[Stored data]
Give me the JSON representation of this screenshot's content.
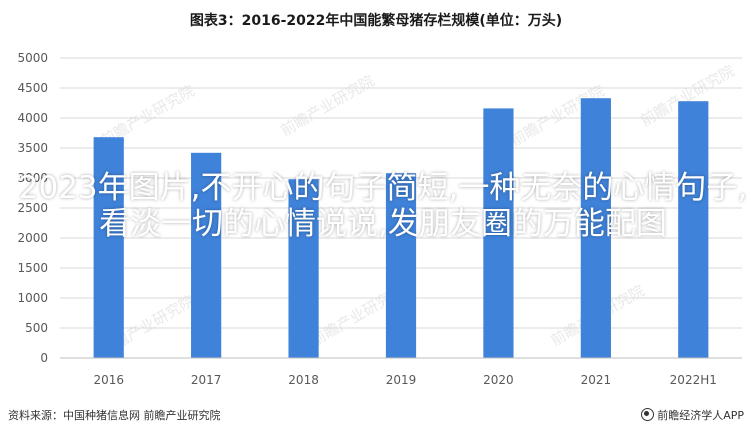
{
  "chart_data": {
    "type": "bar",
    "title": "图表3：2016-2022年中国能繁母猪存栏规模(单位：万头)",
    "categories": [
      "2016",
      "2017",
      "2018",
      "2019",
      "2020",
      "2021",
      "2022H1"
    ],
    "values": [
      3680,
      3420,
      2980,
      3080,
      4160,
      4330,
      4280
    ],
    "ylim": [
      0,
      5000
    ],
    "yticks": [
      "0",
      "500",
      "1000",
      "1500",
      "2000",
      "2500",
      "3000",
      "3500",
      "4000",
      "4500",
      "5000"
    ],
    "grid": true,
    "bar_color": "#3f82d9",
    "xlabel": "",
    "ylabel": ""
  },
  "overlay_text": "2023年图片,不开心的句子简短,一种无奈的心情句子,看淡一切的心情说说,发朋友圈的万能配图",
  "watermark": "前瞻产业研究院",
  "source": "资料来源：中国种猪信息网 前瞻产业研究院",
  "brand": "前瞻经济学人APP"
}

## What the task requires
Select every line where the word "前瞻产业研究院" occurs.

## Answer for this exercise
  "watermark": "前瞻产业研究院",
  "source": "资料来源：中国种猪信息网 前瞻产业研究院",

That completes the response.